━━━━━ THE INPUT

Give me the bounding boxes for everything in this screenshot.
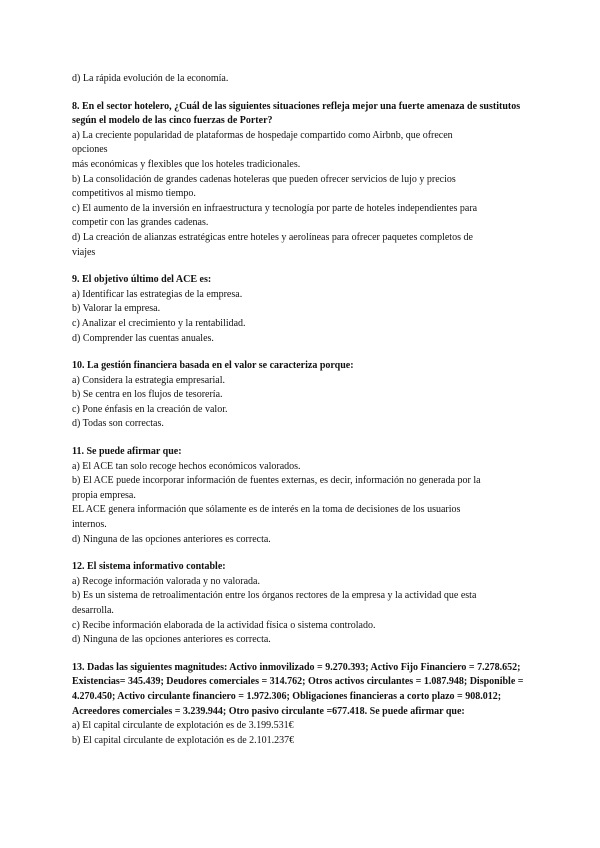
answer-line: a) La creciente popularidad de plataformas de hospedaje compartido como Airbnb, que ofrecen xyxy=(72,129,453,141)
question-title: 9. El objetivo último del ACE es: xyxy=(72,274,212,286)
question-title: 10. La gestión financiera basada en el valor se caracteriza porque: xyxy=(72,360,354,372)
answer-line: c) Pone énfasis en la creación de valor. xyxy=(72,403,228,415)
answer-line: b) Valorar la empresa. xyxy=(72,303,161,315)
answer-line: b) La consolidación de grandes cadenas hoteleras que pueden ofrecer servicios de lujo y precios xyxy=(72,173,456,185)
answer-line: EL ACE genera información que sólamente es de interés en la toma de decisiones de los usuarios xyxy=(72,504,461,516)
answer-line: b) Se centra en los flujos de tesorería. xyxy=(72,389,223,401)
question-11 xyxy=(72,445,532,547)
answer-line: d) Ninguna de las opciones anteriores es correcta. xyxy=(72,634,271,646)
question-title: 13. Dadas las siguientes magnitudes: Activo inmovilizado = 9.270.393; Activo Fijo Financiero = 7.278.652; Existencias= 345.439; Deudores comerciales = 314.762; Otros activos circulantes = 1.087.948; Disponible = 4.270.450; Activo circulante financiero = 1.972.306; Obligaciones financieras a corto plazo = 908.012; Acreedores comerciales = 3.239.944; Otro pasivo circulante =677.418. Se puede afirmar que: xyxy=(72,661,524,717)
answer-line: d) Todas son correctas. xyxy=(72,418,164,430)
question-title: 11. Se puede afirmar que: xyxy=(72,446,182,458)
answer-line: a) Recoge información valorada y no valorada. xyxy=(72,575,260,587)
answer-line: más económicas y flexibles que los hoteles tradicionales. xyxy=(72,158,301,170)
answer-line: viajes xyxy=(72,246,96,258)
answer-line: opciones xyxy=(72,144,108,156)
answer-line: propia empresa. xyxy=(72,489,136,501)
answer-line: d) Comprender las cuentas anuales. xyxy=(72,332,214,344)
answer-line: d) La creación de alianzas estratégicas entre hoteles y aerolíneas para ofrecer paquetes completos de xyxy=(72,231,473,243)
answer-line: a) El capital circulante de explotación es de 3.199.531€ xyxy=(72,720,294,732)
question-13 xyxy=(72,661,532,749)
document-page xyxy=(72,72,532,748)
answer-line: b) El capital circulante de explotación es de 2.101.237€ xyxy=(72,734,295,746)
question-8 xyxy=(72,100,532,261)
answer-line: d) Ninguna de las opciones anteriores es correcta. xyxy=(72,533,271,545)
question-12 xyxy=(72,560,532,648)
answer-line: a) El ACE tan solo recoge hechos económicos valorados. xyxy=(72,460,301,472)
question-10 xyxy=(72,359,532,432)
answer-line: desarrolla. xyxy=(72,605,114,616)
answer-line: internos. xyxy=(72,519,107,531)
question-title: 12. El sistema informativo contable: xyxy=(72,561,226,573)
answer-line: d) La rápida evolución de la economía. xyxy=(72,73,229,84)
answer-line: b) Es un sistema de retroalimentación entre los órganos rectores de la empresa y la actividad que esta xyxy=(72,590,477,602)
answer-line: competir con las grandes cadenas. xyxy=(72,217,209,229)
answer-line: a) Identificar las estrategias de la empresa. xyxy=(72,288,243,300)
answer-line: a) Considera la estrategia empresarial. xyxy=(72,374,225,386)
answer-line: b) El ACE puede incorporar información de fuentes externas, es decir, información no generada por la xyxy=(72,475,481,487)
answer-line: c) Analizar el crecimiento y la rentabilidad. xyxy=(72,317,246,329)
question-9 xyxy=(72,273,532,346)
question-title: 8. En el sector hotelero, ¿Cuál de las siguientes situaciones refleja mejor una fuerte amenaza de sustitutos según el modelo de las cinco fuerzas de Porter? xyxy=(72,100,521,127)
answer-line: c) Recibe información elaborada de la actividad física o sistema controlado. xyxy=(72,619,376,631)
answer-line: competitivos al mismo tiempo. xyxy=(72,188,196,200)
answer-line: c) El aumento de la inversión en infraestructura y tecnología por parte de hoteles independientes para xyxy=(72,202,478,214)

━━━━━━━━━━

YOUR INSTRUCTIONS:
Copy all of the entries above word for word, leaving any pictures out of your answer.

EXERCISE ANSWER:
Give me the bounding boxes for everything in this screenshot.
answer-line: a) La creciente popularidad de plataformas de hospedaje compartido como Airbnb, que ofrecen xyxy=(72,129,453,141)
question-title: 9. El objetivo último del ACE es: xyxy=(72,274,212,286)
question-title: 10. La gestión financiera basada en el valor se caracteriza porque: xyxy=(72,360,354,372)
answer-line: c) Pone énfasis en la creación de valor. xyxy=(72,403,228,415)
answer-line: b) Valorar la empresa. xyxy=(72,303,161,315)
answer-line: b) La consolidación de grandes cadenas hoteleras que pueden ofrecer servicios de lujo y precios xyxy=(72,173,456,185)
answer-line: EL ACE genera información que sólamente es de interés en la toma de decisiones de los usuarios xyxy=(72,504,461,516)
answer-line: b) Se centra en los flujos de tesorería. xyxy=(72,389,223,401)
question-11 xyxy=(72,445,532,547)
answer-line: d) Ninguna de las opciones anteriores es correcta. xyxy=(72,634,271,646)
question-title: 13. Dadas las siguientes magnitudes: Activo inmovilizado = 9.270.393; Activo Fijo Financiero = 7.278.652; Existencias= 345.439; Deudores comerciales = 314.762; Otros activos circulantes = 1.087.948; Disponible = 4.270.450; Activo circulante financiero = 1.972.306; Obligaciones financieras a corto plazo = 908.012; Acreedores comerciales = 3.239.944; Otro pasivo circulante =677.418. Se puede afirmar que: xyxy=(72,661,524,717)
answer-line: d) Todas son correctas. xyxy=(72,418,164,430)
question-title: 11. Se puede afirmar que: xyxy=(72,446,182,458)
answer-line: a) Recoge información valorada y no valorada. xyxy=(72,575,260,587)
answer-line: más económicas y flexibles que los hoteles tradicionales. xyxy=(72,158,301,170)
answer-line: viajes xyxy=(72,246,96,258)
answer-line: opciones xyxy=(72,144,108,156)
answer-line: propia empresa. xyxy=(72,489,136,501)
answer-line: d) Comprender las cuentas anuales. xyxy=(72,332,214,344)
answer-line: d) La creación de alianzas estratégicas entre hoteles y aerolíneas para ofrecer paquetes completos de xyxy=(72,231,473,243)
answer-line: a) El capital circulante de explotación es de 3.199.531€ xyxy=(72,720,294,732)
question-13 xyxy=(72,661,532,749)
document-page xyxy=(72,72,532,748)
answer-line: b) El capital circulante de explotación es de 2.101.237€ xyxy=(72,734,295,746)
question-8 xyxy=(72,100,532,261)
answer-line: d) Ninguna de las opciones anteriores es correcta. xyxy=(72,533,271,545)
question-12 xyxy=(72,560,532,648)
answer-line: a) El ACE tan solo recoge hechos económicos valorados. xyxy=(72,460,301,472)
question-10 xyxy=(72,359,532,432)
answer-line: desarrolla. xyxy=(72,605,114,616)
answer-line: internos. xyxy=(72,519,107,531)
question-title: 12. El sistema informativo contable: xyxy=(72,561,226,573)
answer-line: d) La rápida evolución de la economía. xyxy=(72,73,229,84)
answer-line: b) Es un sistema de retroalimentación entre los órganos rectores de la empresa y la actividad que esta xyxy=(72,590,477,602)
answer-line: competir con las grandes cadenas. xyxy=(72,217,209,229)
answer-line: a) Identificar las estrategias de la empresa. xyxy=(72,288,243,300)
answer-line: a) Considera la estrategia empresarial. xyxy=(72,374,225,386)
answer-line: b) El ACE puede incorporar información de fuentes externas, es decir, información no generada por la xyxy=(72,475,481,487)
answer-line: c) Analizar el crecimiento y la rentabilidad. xyxy=(72,317,246,329)
question-9 xyxy=(72,273,532,346)
question-title: 8. En el sector hotelero, ¿Cuál de las siguientes situaciones refleja mejor una fuerte amenaza de sustitutos según el modelo de las cinco fuerzas de Porter? xyxy=(72,100,521,127)
answer-line: c) Recibe información elaborada de la actividad física o sistema controlado. xyxy=(72,619,376,631)
answer-line: competitivos al mismo tiempo. xyxy=(72,188,196,200)
answer-line: c) El aumento de la inversión en infraestructura y tecnología por parte de hoteles independientes para xyxy=(72,202,478,214)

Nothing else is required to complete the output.